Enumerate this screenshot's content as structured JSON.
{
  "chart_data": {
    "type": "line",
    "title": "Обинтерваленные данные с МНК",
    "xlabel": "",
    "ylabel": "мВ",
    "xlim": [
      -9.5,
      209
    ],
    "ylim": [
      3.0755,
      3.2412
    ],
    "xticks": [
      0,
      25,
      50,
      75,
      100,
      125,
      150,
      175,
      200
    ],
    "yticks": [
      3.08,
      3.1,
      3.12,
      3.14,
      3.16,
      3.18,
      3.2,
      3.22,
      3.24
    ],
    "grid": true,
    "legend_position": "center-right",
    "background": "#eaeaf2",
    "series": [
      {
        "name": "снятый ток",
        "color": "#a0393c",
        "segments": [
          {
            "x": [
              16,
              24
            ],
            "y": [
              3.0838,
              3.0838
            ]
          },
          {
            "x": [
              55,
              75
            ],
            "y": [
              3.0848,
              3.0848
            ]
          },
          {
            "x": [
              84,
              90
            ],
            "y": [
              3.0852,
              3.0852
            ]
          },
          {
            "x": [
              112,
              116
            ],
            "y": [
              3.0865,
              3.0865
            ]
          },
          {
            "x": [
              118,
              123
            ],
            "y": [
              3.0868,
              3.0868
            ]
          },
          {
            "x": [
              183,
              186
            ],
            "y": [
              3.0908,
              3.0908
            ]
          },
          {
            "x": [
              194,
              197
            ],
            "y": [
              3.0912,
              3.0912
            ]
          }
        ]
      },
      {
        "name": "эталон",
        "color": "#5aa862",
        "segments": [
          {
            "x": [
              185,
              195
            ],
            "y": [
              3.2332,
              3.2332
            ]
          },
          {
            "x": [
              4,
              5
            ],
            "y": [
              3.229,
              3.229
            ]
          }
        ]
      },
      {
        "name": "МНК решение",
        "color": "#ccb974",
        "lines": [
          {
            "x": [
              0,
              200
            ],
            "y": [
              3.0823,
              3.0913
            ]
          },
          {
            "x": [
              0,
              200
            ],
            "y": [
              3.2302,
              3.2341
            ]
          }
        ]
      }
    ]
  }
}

────────────────────────────────────────

Aim: Search the data for the string "color". List each line that has it.

Expected answer:
        "color": "#a0393c",
        "color": "#5aa862",
        "color": "#ccb974",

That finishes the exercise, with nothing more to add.